(Dataset listings of figures)

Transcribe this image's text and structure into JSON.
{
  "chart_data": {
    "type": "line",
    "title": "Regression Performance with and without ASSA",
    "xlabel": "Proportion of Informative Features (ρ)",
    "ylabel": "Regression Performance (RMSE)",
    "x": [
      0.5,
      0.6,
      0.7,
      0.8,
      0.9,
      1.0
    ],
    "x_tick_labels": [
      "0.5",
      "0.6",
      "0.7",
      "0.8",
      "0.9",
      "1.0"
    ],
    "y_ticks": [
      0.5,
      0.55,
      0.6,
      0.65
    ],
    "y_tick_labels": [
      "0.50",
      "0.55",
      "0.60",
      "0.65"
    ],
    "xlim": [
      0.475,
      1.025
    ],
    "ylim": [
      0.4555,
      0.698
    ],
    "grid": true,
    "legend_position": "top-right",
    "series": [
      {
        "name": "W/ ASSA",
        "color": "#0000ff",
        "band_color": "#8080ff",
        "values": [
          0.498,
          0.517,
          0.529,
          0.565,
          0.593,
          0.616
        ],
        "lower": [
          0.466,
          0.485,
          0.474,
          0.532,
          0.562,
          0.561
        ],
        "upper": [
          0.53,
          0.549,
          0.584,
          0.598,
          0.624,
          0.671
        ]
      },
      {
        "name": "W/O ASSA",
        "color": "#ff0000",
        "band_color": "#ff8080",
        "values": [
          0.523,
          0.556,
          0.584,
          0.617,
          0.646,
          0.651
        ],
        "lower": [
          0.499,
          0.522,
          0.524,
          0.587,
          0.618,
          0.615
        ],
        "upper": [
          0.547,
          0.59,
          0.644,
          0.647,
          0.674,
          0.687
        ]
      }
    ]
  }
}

### [TASK GOAL]
Extract the complete set of records unchanged.

### [RESPONSE TO THIS EXERCISE]
Transcribe this image's text and structure into JSON.
{
  "chart_data": {
    "type": "line",
    "title": "Regression Performance with and without ASSA",
    "xlabel": "Proportion of Informative Features (ρ)",
    "ylabel": "Regression Performance (RMSE)",
    "x": [
      0.5,
      0.6,
      0.7,
      0.8,
      0.9,
      1.0
    ],
    "x_tick_labels": [
      "0.5",
      "0.6",
      "0.7",
      "0.8",
      "0.9",
      "1.0"
    ],
    "y_ticks": [
      0.5,
      0.55,
      0.6,
      0.65
    ],
    "y_tick_labels": [
      "0.50",
      "0.55",
      "0.60",
      "0.65"
    ],
    "xlim": [
      0.475,
      1.025
    ],
    "ylim": [
      0.4555,
      0.698
    ],
    "grid": true,
    "legend_position": "top-right",
    "series": [
      {
        "name": "W/ ASSA",
        "color": "#0000ff",
        "band_color": "#8080ff",
        "values": [
          0.498,
          0.517,
          0.529,
          0.565,
          0.593,
          0.616
        ],
        "lower": [
          0.466,
          0.485,
          0.474,
          0.532,
          0.562,
          0.561
        ],
        "upper": [
          0.53,
          0.549,
          0.584,
          0.598,
          0.624,
          0.671
        ]
      },
      {
        "name": "W/O ASSA",
        "color": "#ff0000",
        "band_color": "#ff8080",
        "values": [
          0.523,
          0.556,
          0.584,
          0.617,
          0.646,
          0.651
        ],
        "lower": [
          0.499,
          0.522,
          0.524,
          0.587,
          0.618,
          0.615
        ],
        "upper": [
          0.547,
          0.59,
          0.644,
          0.647,
          0.674,
          0.687
        ]
      }
    ]
  }
}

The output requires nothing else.